Study text:
────────

Never mind, I remember your speakers from the UPA thread. Trying to determine others if speakers sound good just based on the 4 ohm rating is tuff because there other variables such as phase angles. My recommendation is to move up to a for sure amp and not stay in the same price range as your UPA , just for your piece of mind. If you want to stay close to the price range pick up a pro amp for the LnR. I'm gonna respectfuly bow out as that's all the input I have. Good luck
Good point about different speakers, I do wonder if there is something that makes these particular speakers a harder load than there specs lead me to believe.
Interesting you brought up the UPA500. I might have been saying something slightly different at the time but I decided that the UPA500 actually sounded good with these speakers at moderate volumes, and really good when only using 2 channels. It was when driving all 5 relatively hard I felt like it fell apart. I blamed this on the undersized transformers the UPA500 uses but I really don't know.
I went to a similarly rated Parasound HCA855A next thinking with its much larger transformer and more capacitance that would do the trick, but much to my surprise the 855a sounds thin and brittle with these speakers at pretty much any level (reminds me of an AVR!).
Emotiva seemed like a good match sonically, so, the next logical step is a slightly bigger Emotiva amp, but I hear a lot more about the Model 5000 than the Emotiva equivalents so I wondered if the model 5000 was a better amp.
Anyone compared the Model 5000 to a comparable Emotiva amp (I guess it would be the A5175 currently, and the LPA1 and UPA5 before that)?
I'd love a Monolith 5x200 in this room but its way out of my budget. I do find it interesting the the Monolith, with less than 2x the power of the model 5000 has 5x the capacitance. That has to do something for the sound, right?

────────

What this task involves: Reproduce the forum post starting at "I went to a" and ending at "of an AVR!).", changing "transformer" to "power supply".

Data excerpts:

────────

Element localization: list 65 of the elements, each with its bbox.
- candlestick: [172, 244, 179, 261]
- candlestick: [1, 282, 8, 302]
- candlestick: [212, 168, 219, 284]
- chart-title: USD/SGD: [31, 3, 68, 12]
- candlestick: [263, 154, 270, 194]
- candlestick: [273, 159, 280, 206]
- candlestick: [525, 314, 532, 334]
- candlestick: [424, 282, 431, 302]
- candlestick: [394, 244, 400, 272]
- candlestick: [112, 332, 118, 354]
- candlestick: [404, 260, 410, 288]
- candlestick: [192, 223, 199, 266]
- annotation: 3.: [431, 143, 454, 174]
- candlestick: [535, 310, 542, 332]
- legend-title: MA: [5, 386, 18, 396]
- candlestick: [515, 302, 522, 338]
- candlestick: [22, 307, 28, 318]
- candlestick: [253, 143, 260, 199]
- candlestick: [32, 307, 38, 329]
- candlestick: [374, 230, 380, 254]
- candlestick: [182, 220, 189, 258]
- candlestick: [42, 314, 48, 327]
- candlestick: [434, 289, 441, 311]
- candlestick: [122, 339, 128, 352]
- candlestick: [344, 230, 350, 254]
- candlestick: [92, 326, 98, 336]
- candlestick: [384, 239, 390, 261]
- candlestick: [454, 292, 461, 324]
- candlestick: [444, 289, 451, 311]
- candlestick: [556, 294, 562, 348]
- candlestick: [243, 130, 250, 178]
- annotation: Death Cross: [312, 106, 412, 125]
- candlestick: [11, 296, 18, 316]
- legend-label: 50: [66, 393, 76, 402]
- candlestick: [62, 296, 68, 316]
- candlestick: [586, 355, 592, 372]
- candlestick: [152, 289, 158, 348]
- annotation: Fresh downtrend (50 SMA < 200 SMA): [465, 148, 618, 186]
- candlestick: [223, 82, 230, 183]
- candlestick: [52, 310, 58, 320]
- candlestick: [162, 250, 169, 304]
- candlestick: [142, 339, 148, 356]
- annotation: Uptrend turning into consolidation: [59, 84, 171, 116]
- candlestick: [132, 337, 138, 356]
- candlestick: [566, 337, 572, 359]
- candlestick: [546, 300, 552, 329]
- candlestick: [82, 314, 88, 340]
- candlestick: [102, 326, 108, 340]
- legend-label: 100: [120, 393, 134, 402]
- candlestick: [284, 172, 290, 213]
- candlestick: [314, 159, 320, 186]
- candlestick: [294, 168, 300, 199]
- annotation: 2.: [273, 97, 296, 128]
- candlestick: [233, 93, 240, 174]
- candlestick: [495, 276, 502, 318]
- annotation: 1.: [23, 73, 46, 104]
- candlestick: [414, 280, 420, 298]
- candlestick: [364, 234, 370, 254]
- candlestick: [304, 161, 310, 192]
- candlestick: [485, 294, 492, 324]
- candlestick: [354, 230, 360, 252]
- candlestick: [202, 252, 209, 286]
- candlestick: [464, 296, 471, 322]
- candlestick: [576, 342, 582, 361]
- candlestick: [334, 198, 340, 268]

────────

Response to the task:
I went to a similarly rated Parasound HCA855A next thinking with its much larger power supply and more capacitance that would do the trick, but much to my surprise the 855a sounds thin and brittle with these speakers at pretty much any level (reminds me of an AVR!).